▶ **EXCERPTED RECORDS**
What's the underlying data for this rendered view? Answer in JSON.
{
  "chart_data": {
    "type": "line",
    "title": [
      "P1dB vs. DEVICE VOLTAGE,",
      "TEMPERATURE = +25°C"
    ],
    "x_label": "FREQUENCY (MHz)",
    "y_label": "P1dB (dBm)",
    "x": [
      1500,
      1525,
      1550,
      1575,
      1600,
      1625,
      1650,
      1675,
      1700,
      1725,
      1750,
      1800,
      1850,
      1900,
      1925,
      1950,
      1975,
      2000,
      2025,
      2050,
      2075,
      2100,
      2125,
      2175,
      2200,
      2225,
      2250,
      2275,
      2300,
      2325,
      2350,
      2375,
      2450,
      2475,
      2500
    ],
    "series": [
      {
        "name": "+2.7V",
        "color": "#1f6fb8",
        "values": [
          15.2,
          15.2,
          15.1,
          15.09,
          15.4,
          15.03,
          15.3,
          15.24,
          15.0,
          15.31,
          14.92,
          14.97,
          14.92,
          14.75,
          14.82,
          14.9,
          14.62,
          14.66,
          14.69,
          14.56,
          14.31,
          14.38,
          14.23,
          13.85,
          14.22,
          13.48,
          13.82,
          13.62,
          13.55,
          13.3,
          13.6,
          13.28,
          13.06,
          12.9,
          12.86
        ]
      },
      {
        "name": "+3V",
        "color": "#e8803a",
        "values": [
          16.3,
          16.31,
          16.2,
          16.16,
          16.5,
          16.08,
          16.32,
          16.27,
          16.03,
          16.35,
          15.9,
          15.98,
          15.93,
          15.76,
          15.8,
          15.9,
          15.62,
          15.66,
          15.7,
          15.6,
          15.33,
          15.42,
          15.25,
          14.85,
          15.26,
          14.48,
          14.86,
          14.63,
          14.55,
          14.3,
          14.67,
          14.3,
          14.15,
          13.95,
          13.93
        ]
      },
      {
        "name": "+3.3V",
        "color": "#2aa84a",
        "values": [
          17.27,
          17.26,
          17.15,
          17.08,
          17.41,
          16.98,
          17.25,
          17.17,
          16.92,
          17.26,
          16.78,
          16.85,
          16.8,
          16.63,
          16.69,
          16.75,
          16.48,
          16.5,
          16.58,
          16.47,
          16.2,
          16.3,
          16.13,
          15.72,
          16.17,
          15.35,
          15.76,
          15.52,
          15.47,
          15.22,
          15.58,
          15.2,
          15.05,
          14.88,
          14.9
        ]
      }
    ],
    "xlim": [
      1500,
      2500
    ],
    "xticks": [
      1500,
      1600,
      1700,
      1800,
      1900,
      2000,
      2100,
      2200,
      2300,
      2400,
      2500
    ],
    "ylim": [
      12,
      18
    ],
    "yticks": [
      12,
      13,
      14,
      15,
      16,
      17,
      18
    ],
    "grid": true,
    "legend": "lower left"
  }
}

▶ **WRITTEN REQUEST**
Lines containing the string "color" are to be selected and copied.

▶ **THE RESULT**
        "color": "#1f6fb8",
        "color": "#e8803a",
        "color": "#2aa84a",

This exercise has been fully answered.